** begin Extracted records **

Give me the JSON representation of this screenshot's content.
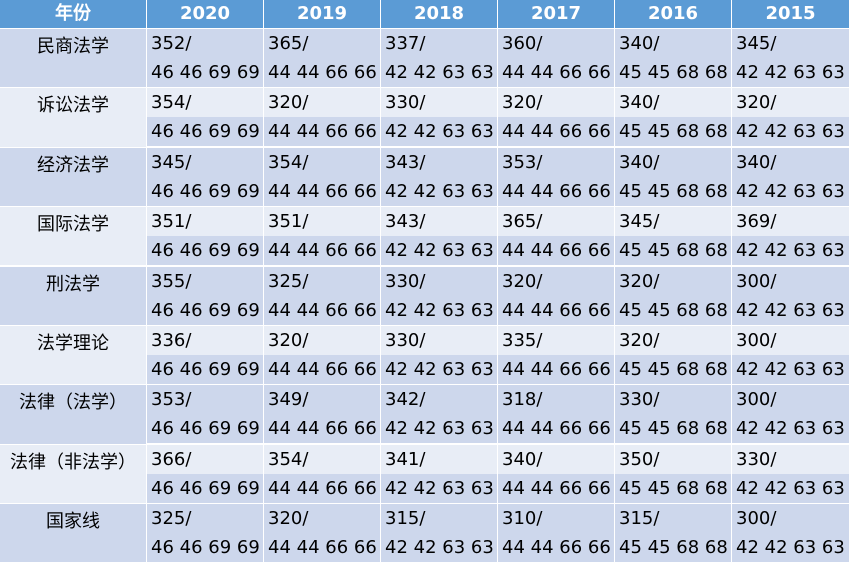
{
  "table": {
    "header": [
      "年份",
      "2020",
      "2019",
      "2018",
      "2017",
      "2016",
      "2015"
    ],
    "rows": [
      {
        "label": "民商法学",
        "cells": [
          [
            "352/",
            "46 46 69 69"
          ],
          [
            "365/",
            "44 44 66 66"
          ],
          [
            "337/",
            "42 42 63 63"
          ],
          [
            "360/",
            "44 44 66 66"
          ],
          [
            "340/",
            "45 45 68 68"
          ],
          [
            "345/",
            "42 42 63 63"
          ]
        ]
      },
      {
        "label": "诉讼法学",
        "cells": [
          [
            "354/",
            "46 46 69 69"
          ],
          [
            "320/",
            "44 44 66 66"
          ],
          [
            "330/",
            "42 42 63 63"
          ],
          [
            "320/",
            "44 44 66 66"
          ],
          [
            "340/",
            "45 45 68 68"
          ],
          [
            "320/",
            "42 42 63 63"
          ]
        ]
      },
      {
        "label": "经济法学",
        "cells": [
          [
            "345/",
            "46 46 69 69"
          ],
          [
            "354/",
            "44 44 66 66"
          ],
          [
            "343/",
            "42 42 63 63"
          ],
          [
            "353/",
            "44 44 66 66"
          ],
          [
            "340/",
            "45 45 68 68"
          ],
          [
            "340/",
            "42 42 63 63"
          ]
        ]
      },
      {
        "label": "国际法学",
        "cells": [
          [
            "351/",
            "46 46 69 69"
          ],
          [
            "351/",
            "44 44 66 66"
          ],
          [
            "343/",
            "42 42 63 63"
          ],
          [
            "365/",
            "44 44 66 66"
          ],
          [
            "345/",
            "45 45 68 68"
          ],
          [
            "369/",
            "42 42 63 63"
          ]
        ]
      },
      {
        "label": "刑法学",
        "cells": [
          [
            "355/",
            "46 46 69 69"
          ],
          [
            "325/",
            "44 44 66 66"
          ],
          [
            "330/",
            "42 42 63 63"
          ],
          [
            "320/",
            "44 44 66 66"
          ],
          [
            "320/",
            "45 45 68 68"
          ],
          [
            "300/",
            "42 42 63 63"
          ]
        ]
      },
      {
        "label": "法学理论",
        "cells": [
          [
            "336/",
            "46 46 69 69"
          ],
          [
            "320/",
            "44 44 66 66"
          ],
          [
            "330/",
            "42 42 63 63"
          ],
          [
            "335/",
            "44 44 66 66"
          ],
          [
            "320/",
            "45 45 68 68"
          ],
          [
            "300/",
            "42 42 63 63"
          ]
        ]
      },
      {
        "label": "法律（法学）",
        "cells": [
          [
            "353/",
            "46 46 69 69"
          ],
          [
            "349/",
            "44 44 66 66"
          ],
          [
            "342/",
            "42 42 63 63"
          ],
          [
            "318/",
            "44 44 66 66"
          ],
          [
            "330/",
            "45 45 68 68"
          ],
          [
            "300/",
            "42 42 63 63"
          ]
        ]
      },
      {
        "label": "法律（非法学）",
        "cells": [
          [
            "366/",
            "46 46 69 69"
          ],
          [
            "354/",
            "44 44 66 66"
          ],
          [
            "341/",
            "42 42 63 63"
          ],
          [
            "340/",
            "44 44 66 66"
          ],
          [
            "350/",
            "45 45 68 68"
          ],
          [
            "330/",
            "42 42 63 63"
          ]
        ]
      },
      {
        "label": "国家线",
        "cells": [
          [
            "325/",
            "46 46 69 69"
          ],
          [
            "320/",
            "44 44 66 66"
          ],
          [
            "315/",
            "42 42 63 63"
          ],
          [
            "310/",
            "44 44 66 66"
          ],
          [
            "315/",
            "45 45 68 68"
          ],
          [
            "300/",
            "42 42 63 63"
          ]
        ]
      }
    ]
  }
}
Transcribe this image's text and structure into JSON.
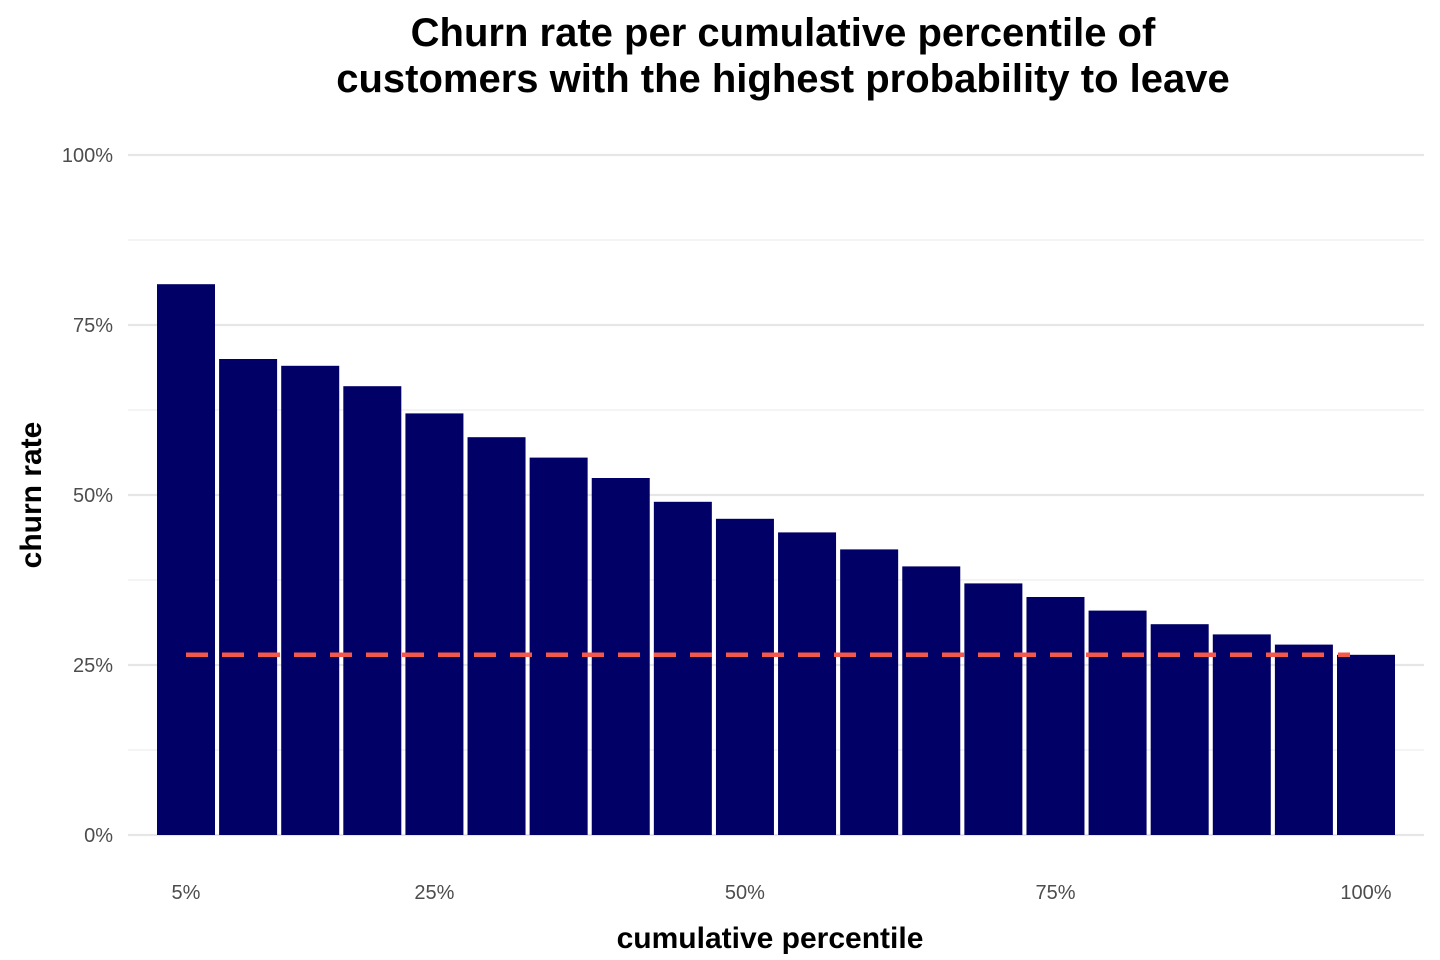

** end Extracted records **

From start to finish, output the listing exactly, but omit its pictures.

Give me the JSON representation of this screenshot's content.
{
  "table": {
    "header": [
      "年份",
      "2020",
      "2019",
      "2018",
      "2017",
      "2016",
      "2015"
    ],
    "rows": [
      {
        "label": "民商法学",
        "cells": [
          [
            "352/",
            "46 46 69 69"
          ],
          [
            "365/",
            "44 44 66 66"
          ],
          [
            "337/",
            "42 42 63 63"
          ],
          [
            "360/",
            "44 44 66 66"
          ],
          [
            "340/",
            "45 45 68 68"
          ],
          [
            "345/",
            "42 42 63 63"
          ]
        ]
      },
      {
        "label": "诉讼法学",
        "cells": [
          [
            "354/",
            "46 46 69 69"
          ],
          [
            "320/",
            "44 44 66 66"
          ],
          [
            "330/",
            "42 42 63 63"
          ],
          [
            "320/",
            "44 44 66 66"
          ],
          [
            "340/",
            "45 45 68 68"
          ],
          [
            "320/",
            "42 42 63 63"
          ]
        ]
      },
      {
        "label": "经济法学",
        "cells": [
          [
            "345/",
            "46 46 69 69"
          ],
          [
            "354/",
            "44 44 66 66"
          ],
          [
            "343/",
            "42 42 63 63"
          ],
          [
            "353/",
            "44 44 66 66"
          ],
          [
            "340/",
            "45 45 68 68"
          ],
          [
            "340/",
            "42 42 63 63"
          ]
        ]
      },
      {
        "label": "国际法学",
        "cells": [
          [
            "351/",
            "46 46 69 69"
          ],
          [
            "351/",
            "44 44 66 66"
          ],
          [
            "343/",
            "42 42 63 63"
          ],
          [
            "365/",
            "44 44 66 66"
          ],
          [
            "345/",
            "45 45 68 68"
          ],
          [
            "369/",
            "42 42 63 63"
          ]
        ]
      },
      {
        "label": "刑法学",
        "cells": [
          [
            "355/",
            "46 46 69 69"
          ],
          [
            "325/",
            "44 44 66 66"
          ],
          [
            "330/",
            "42 42 63 63"
          ],
          [
            "320/",
            "44 44 66 66"
          ],
          [
            "320/",
            "45 45 68 68"
          ],
          [
            "300/",
            "42 42 63 63"
          ]
        ]
      },
      {
        "label": "法学理论",
        "cells": [
          [
            "336/",
            "46 46 69 69"
          ],
          [
            "320/",
            "44 44 66 66"
          ],
          [
            "330/",
            "42 42 63 63"
          ],
          [
            "335/",
            "44 44 66 66"
          ],
          [
            "320/",
            "45 45 68 68"
          ],
          [
            "300/",
            "42 42 63 63"
          ]
        ]
      },
      {
        "label": "法律（法学）",
        "cells": [
          [
            "353/",
            "46 46 69 69"
          ],
          [
            "349/",
            "44 44 66 66"
          ],
          [
            "342/",
            "42 42 63 63"
          ],
          [
            "318/",
            "44 44 66 66"
          ],
          [
            "330/",
            "45 45 68 68"
          ],
          [
            "300/",
            "42 42 63 63"
          ]
        ]
      },
      {
        "label": "法律（非法学）",
        "cells": [
          [
            "366/",
            "46 46 69 69"
          ],
          [
            "354/",
            "44 44 66 66"
          ],
          [
            "341/",
            "42 42 63 63"
          ],
          [
            "340/",
            "44 44 66 66"
          ],
          [
            "350/",
            "45 45 68 68"
          ],
          [
            "330/",
            "42 42 63 63"
          ]
        ]
      },
      {
        "label": "国家线",
        "cells": [
          [
            "325/",
            "46 46 69 69"
          ],
          [
            "320/",
            "44 44 66 66"
          ],
          [
            "315/",
            "42 42 63 63"
          ],
          [
            "310/",
            "44 44 66 66"
          ],
          [
            "315/",
            "45 45 68 68"
          ],
          [
            "300/",
            "42 42 63 63"
          ]
        ]
      }
    ]
  }
}
Transcribe this image's text and structure into JSON.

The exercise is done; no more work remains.